== Work to be completed ==
Copy out all of the material exactly.

# START OF Task inputs

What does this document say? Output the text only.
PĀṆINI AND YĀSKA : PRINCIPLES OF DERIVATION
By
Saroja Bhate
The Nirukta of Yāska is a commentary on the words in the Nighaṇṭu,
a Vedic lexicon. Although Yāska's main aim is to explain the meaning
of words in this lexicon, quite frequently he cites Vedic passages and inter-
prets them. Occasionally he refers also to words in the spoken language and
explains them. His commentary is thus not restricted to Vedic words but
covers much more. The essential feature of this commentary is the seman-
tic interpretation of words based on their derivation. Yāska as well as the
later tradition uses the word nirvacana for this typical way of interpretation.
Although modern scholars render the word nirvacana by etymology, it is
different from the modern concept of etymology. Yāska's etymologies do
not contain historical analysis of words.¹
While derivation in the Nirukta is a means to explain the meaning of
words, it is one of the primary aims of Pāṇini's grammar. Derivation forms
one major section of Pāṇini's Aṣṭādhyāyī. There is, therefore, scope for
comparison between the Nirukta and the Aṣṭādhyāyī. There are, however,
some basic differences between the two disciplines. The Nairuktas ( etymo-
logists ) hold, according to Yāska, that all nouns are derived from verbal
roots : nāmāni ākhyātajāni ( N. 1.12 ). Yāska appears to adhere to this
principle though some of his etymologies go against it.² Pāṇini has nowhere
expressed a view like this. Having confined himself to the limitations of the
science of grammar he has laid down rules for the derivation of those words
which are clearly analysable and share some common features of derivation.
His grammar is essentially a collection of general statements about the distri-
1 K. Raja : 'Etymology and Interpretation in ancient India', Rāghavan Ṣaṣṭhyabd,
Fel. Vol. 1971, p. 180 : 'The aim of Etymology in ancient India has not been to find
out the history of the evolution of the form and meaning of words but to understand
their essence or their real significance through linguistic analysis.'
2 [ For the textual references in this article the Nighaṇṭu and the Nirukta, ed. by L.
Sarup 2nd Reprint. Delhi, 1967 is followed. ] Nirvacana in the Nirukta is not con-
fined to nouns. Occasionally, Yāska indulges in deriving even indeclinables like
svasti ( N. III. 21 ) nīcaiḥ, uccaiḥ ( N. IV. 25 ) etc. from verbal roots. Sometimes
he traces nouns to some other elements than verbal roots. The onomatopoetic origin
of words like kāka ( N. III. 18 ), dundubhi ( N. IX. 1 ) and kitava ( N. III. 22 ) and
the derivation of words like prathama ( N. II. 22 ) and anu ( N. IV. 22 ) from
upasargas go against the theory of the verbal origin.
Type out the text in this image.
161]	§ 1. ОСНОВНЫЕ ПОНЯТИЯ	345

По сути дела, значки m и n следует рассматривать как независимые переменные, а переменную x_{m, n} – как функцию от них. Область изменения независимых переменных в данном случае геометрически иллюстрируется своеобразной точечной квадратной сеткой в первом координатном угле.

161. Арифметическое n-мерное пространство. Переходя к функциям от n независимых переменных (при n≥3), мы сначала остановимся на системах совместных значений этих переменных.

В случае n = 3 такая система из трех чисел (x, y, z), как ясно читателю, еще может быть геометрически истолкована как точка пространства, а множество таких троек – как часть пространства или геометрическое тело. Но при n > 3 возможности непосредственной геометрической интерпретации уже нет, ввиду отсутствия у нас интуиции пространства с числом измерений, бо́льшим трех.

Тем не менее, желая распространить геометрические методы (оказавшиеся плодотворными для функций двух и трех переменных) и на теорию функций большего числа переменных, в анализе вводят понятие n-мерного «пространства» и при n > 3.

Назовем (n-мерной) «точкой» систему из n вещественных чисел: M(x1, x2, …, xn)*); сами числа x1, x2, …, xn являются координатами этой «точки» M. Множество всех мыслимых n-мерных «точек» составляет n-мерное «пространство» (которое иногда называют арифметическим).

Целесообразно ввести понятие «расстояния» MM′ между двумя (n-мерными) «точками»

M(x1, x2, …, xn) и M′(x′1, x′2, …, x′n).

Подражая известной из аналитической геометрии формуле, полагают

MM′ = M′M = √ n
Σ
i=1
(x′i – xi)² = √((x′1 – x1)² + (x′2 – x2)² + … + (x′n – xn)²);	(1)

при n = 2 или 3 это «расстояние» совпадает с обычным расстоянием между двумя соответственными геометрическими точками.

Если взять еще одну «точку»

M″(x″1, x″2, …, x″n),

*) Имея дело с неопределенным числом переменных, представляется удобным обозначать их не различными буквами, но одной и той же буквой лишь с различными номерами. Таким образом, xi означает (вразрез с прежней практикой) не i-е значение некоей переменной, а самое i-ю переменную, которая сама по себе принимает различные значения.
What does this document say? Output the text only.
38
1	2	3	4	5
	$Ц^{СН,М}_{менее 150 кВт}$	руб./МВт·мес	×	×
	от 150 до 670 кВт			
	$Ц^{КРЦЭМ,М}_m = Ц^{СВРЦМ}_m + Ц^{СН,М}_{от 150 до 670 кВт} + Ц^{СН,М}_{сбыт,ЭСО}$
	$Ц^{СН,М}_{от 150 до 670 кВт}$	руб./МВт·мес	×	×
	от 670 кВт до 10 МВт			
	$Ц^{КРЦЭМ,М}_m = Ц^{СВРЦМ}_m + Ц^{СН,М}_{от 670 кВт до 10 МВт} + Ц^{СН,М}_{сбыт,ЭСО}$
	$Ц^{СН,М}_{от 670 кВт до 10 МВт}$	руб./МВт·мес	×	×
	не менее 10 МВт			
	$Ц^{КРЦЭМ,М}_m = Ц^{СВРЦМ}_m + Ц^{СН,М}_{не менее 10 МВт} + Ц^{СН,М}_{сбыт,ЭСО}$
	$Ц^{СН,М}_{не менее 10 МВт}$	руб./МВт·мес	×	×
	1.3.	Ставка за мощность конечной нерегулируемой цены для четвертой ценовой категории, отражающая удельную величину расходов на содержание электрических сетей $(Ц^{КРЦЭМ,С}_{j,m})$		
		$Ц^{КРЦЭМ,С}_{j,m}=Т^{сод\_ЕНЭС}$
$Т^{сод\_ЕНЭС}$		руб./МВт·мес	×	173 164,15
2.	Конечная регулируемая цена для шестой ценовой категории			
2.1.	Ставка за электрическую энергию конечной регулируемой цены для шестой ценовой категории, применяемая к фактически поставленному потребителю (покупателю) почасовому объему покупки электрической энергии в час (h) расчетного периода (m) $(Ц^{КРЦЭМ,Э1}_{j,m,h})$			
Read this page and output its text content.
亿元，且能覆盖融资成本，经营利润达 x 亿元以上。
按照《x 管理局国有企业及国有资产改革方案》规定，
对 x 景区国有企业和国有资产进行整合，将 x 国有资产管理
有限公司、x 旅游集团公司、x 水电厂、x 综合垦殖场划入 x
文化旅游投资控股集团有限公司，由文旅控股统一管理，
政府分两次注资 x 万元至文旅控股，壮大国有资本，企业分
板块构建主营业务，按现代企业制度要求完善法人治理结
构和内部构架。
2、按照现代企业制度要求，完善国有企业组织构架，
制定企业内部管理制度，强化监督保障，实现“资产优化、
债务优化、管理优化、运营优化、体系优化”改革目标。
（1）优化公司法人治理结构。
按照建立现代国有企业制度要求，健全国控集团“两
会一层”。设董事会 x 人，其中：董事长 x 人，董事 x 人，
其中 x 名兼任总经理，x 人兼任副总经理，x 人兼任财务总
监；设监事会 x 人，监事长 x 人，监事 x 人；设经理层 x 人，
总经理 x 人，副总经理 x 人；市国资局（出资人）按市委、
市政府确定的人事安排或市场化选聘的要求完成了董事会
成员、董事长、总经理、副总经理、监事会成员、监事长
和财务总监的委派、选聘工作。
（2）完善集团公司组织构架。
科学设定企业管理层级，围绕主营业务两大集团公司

# END OF Task inputs

== Task answer ==
What does this document say? Output the text only.
PĀṆINI AND YĀSKA : PRINCIPLES OF DERIVATION
By
Saroja Bhate
The Nirukta of Yāska is a commentary on the words in the Nighaṇṭu,
a Vedic lexicon. Although Yāska's main aim is to explain the meaning
of words in this lexicon, quite frequently he cites Vedic passages and inter-
prets them. Occasionally he refers also to words in the spoken language and
explains them. His commentary is thus not restricted to Vedic words but
covers much more. The essential feature of this commentary is the seman-
tic interpretation of words based on their derivation. Yāska as well as the
later tradition uses the word nirvacana for this typical way of interpretation.
Although modern scholars render the word nirvacana by etymology, it is
different from the modern concept of etymology. Yāska's etymologies do
not contain historical analysis of words.¹
While derivation in the Nirukta is a means to explain the meaning of
words, it is one of the primary aims of Pāṇini's grammar. Derivation forms
one major section of Pāṇini's Aṣṭādhyāyī. There is, therefore, scope for
comparison between the Nirukta and the Aṣṭādhyāyī. There are, however,
some basic differences between the two disciplines. The Nairuktas ( etymo-
logists ) hold, according to Yāska, that all nouns are derived from verbal
roots : nāmāni ākhyātajāni ( N. 1.12 ). Yāska appears to adhere to this
principle though some of his etymologies go against it.² Pāṇini has nowhere
expressed a view like this. Having confined himself to the limitations of the
science of grammar he has laid down rules for the derivation of those words
which are clearly analysable and share some common features of derivation.
His grammar is essentially a collection of general statements about the distri-
1 K. Raja : 'Etymology and Interpretation in ancient India', Rāghavan Ṣaṣṭhyabd,
Fel. Vol. 1971, p. 180 : 'The aim of Etymology in ancient India has not been to find
out the history of the evolution of the form and meaning of words but to understand
their essence or their real significance through linguistic analysis.'
2 [ For the textual references in this article the Nighaṇṭu and the Nirukta, ed. by L.
Sarup 2nd Reprint. Delhi, 1967 is followed. ] Nirvacana in the Nirukta is not con-
fined to nouns. Occasionally, Yāska indulges in deriving even indeclinables like
svasti ( N. III. 21 ) nīcaiḥ, uccaiḥ ( N. IV. 25 ) etc. from verbal roots. Sometimes
he traces nouns to some other elements than verbal roots. The onomatopoetic origin
of words like kāka ( N. III. 18 ), dundubhi ( N. IX. 1 ) and kitava ( N. III. 22 ) and
the derivation of words like prathama ( N. II. 22 ) and anu ( N. IV. 22 ) from
upasargas go against the theory of the verbal origin.
Type out the text in this image.
161]	§ 1. ОСНОВНЫЕ ПОНЯТИЯ	345

По сути дела, значки m и n следует рассматривать как независимые переменные, а переменную x_{m, n} – как функцию от них. Область изменения независимых переменных в данном случае геометрически иллюстрируется своеобразной точечной квадратной сеткой в первом координатном угле.

161. Арифметическое n-мерное пространство. Переходя к функциям от n независимых переменных (при n≥3), мы сначала остановимся на системах совместных значений этих переменных.

В случае n = 3 такая система из трех чисел (x, y, z), как ясно читателю, еще может быть геометрически истолкована как точка пространства, а множество таких троек – как часть пространства или геометрическое тело. Но при n > 3 возможности непосредственной геометрической интерпретации уже нет, ввиду отсутствия у нас интуиции пространства с числом измерений, бо́льшим трех.

Тем не менее, желая распространить геометрические методы (оказавшиеся плодотворными для функций двух и трех переменных) и на теорию функций большего числа переменных, в анализе вводят понятие n-мерного «пространства» и при n > 3.

Назовем (n-мерной) «точкой» систему из n вещественных чисел: M(x1, x2, …, xn)*); сами числа x1, x2, …, xn являются координатами этой «точки» M. Множество всех мыслимых n-мерных «точек» составляет n-мерное «пространство» (которое иногда называют арифметическим).

Целесообразно ввести понятие «расстояния» MM′ между двумя (n-мерными) «точками»

M(x1, x2, …, xn) и M′(x′1, x′2, …, x′n).

Подражая известной из аналитической геометрии формуле, полагают

MM′ = M′M = √ n
Σ
i=1
(x′i – xi)² = √((x′1 – x1)² + (x′2 – x2)² + … + (x′n – xn)²);	(1)

при n = 2 или 3 это «расстояние» совпадает с обычным расстоянием между двумя соответственными геометрическими точками.

Если взять еще одну «точку»

M″(x″1, x″2, …, x″n),

*) Имея дело с неопределенным числом переменных, представляется удобным обозначать их не различными буквами, но одной и той же буквой лишь с различными номерами. Таким образом, xi означает (вразрез с прежней практикой) не i-е значение некоей переменной, а самое i-ю переменную, которая сама по себе принимает различные значения.
What does this document say? Output the text only.
38
1	2	3	4	5
	$Ц^{СН,М}_{менее 150 кВт}$	руб./МВт·мес	×	×
	от 150 до 670 кВт			
	$Ц^{КРЦЭМ,М}_m = Ц^{СВРЦМ}_m + Ц^{СН,М}_{от 150 до 670 кВт} + Ц^{СН,М}_{сбыт,ЭСО}$
	$Ц^{СН,М}_{от 150 до 670 кВт}$	руб./МВт·мес	×	×
	от 670 кВт до 10 МВт			
	$Ц^{КРЦЭМ,М}_m = Ц^{СВРЦМ}_m + Ц^{СН,М}_{от 670 кВт до 10 МВт} + Ц^{СН,М}_{сбыт,ЭСО}$
	$Ц^{СН,М}_{от 670 кВт до 10 МВт}$	руб./МВт·мес	×	×
	не менее 10 МВт			
	$Ц^{КРЦЭМ,М}_m = Ц^{СВРЦМ}_m + Ц^{СН,М}_{не менее 10 МВт} + Ц^{СН,М}_{сбыт,ЭСО}$
	$Ц^{СН,М}_{не менее 10 МВт}$	руб./МВт·мес	×	×
	1.3.	Ставка за мощность конечной нерегулируемой цены для четвертой ценовой категории, отражающая удельную величину расходов на содержание электрических сетей $(Ц^{КРЦЭМ,С}_{j,m})$		
		$Ц^{КРЦЭМ,С}_{j,m}=Т^{сод\_ЕНЭС}$
$Т^{сод\_ЕНЭС}$		руб./МВт·мес	×	173 164,15
2.	Конечная регулируемая цена для шестой ценовой категории			
2.1.	Ставка за электрическую энергию конечной регулируемой цены для шестой ценовой категории, применяемая к фактически поставленному потребителю (покупателю) почасовому объему покупки электрической энергии в час (h) расчетного периода (m) $(Ц^{КРЦЭМ,Э1}_{j,m,h})$			
Read this page and output its text content.
亿元，且能覆盖融资成本，经营利润达 x 亿元以上。
按照《x 管理局国有企业及国有资产改革方案》规定，
对 x 景区国有企业和国有资产进行整合，将 x 国有资产管理
有限公司、x 旅游集团公司、x 水电厂、x 综合垦殖场划入 x
文化旅游投资控股集团有限公司，由文旅控股统一管理，
政府分两次注资 x 万元至文旅控股，壮大国有资本，企业分
板块构建主营业务，按现代企业制度要求完善法人治理结
构和内部构架。
2、按照现代企业制度要求，完善国有企业组织构架，
制定企业内部管理制度，强化监督保障，实现“资产优化、
债务优化、管理优化、运营优化、体系优化”改革目标。
（1）优化公司法人治理结构。
按照建立现代国有企业制度要求，健全国控集团“两
会一层”。设董事会 x 人，其中：董事长 x 人，董事 x 人，
其中 x 名兼任总经理，x 人兼任副总经理，x 人兼任财务总
监；设监事会 x 人，监事长 x 人，监事 x 人；设经理层 x 人，
总经理 x 人，副总经理 x 人；市国资局（出资人）按市委、
市政府确定的人事安排或市场化选聘的要求完成了董事会
成员、董事长、总经理、副总经理、监事会成员、监事长
和财务总监的委派、选聘工作。
（2）完善集团公司组织构架。
科学设定企业管理层级，围绕主营业务两大集团公司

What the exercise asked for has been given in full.